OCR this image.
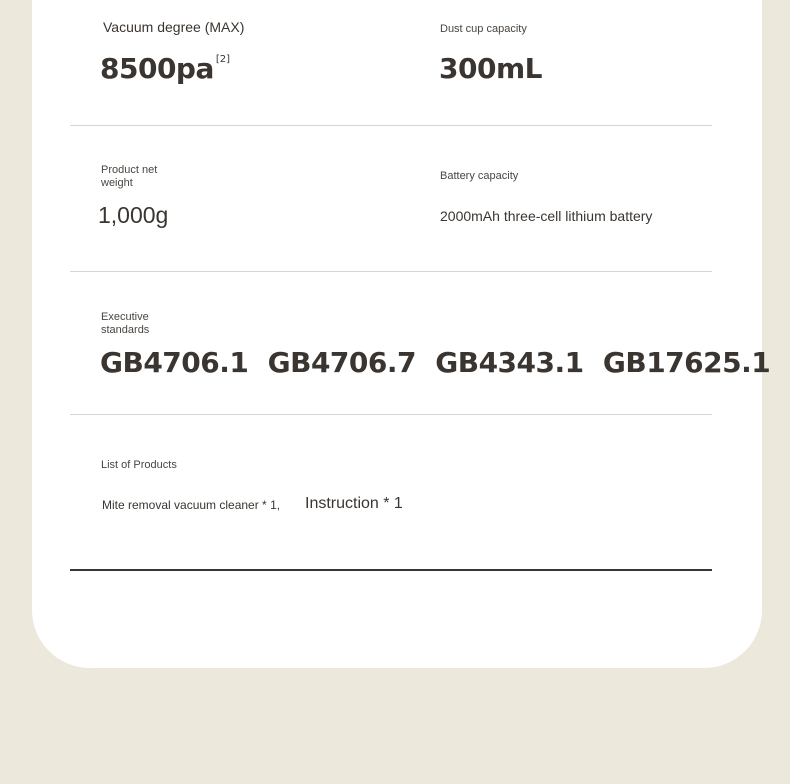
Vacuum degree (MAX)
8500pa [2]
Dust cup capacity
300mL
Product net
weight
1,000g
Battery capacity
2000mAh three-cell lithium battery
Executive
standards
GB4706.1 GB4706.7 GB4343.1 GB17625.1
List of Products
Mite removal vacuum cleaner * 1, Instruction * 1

• **Challenge**: Print every entry exactly as written, without the pictures.

• **Reply**:
OCR this image.
Vacuum degree (MAX)
8500pa [2]
Dust cup capacity
300mL
Product net
weight
1,000g
Battery capacity
2000mAh three-cell lithium battery
Executive
standards
GB4706.1 GB4706.7 GB4343.1 GB17625.1
List of Products
Mite removal vacuum cleaner * 1, Instruction * 1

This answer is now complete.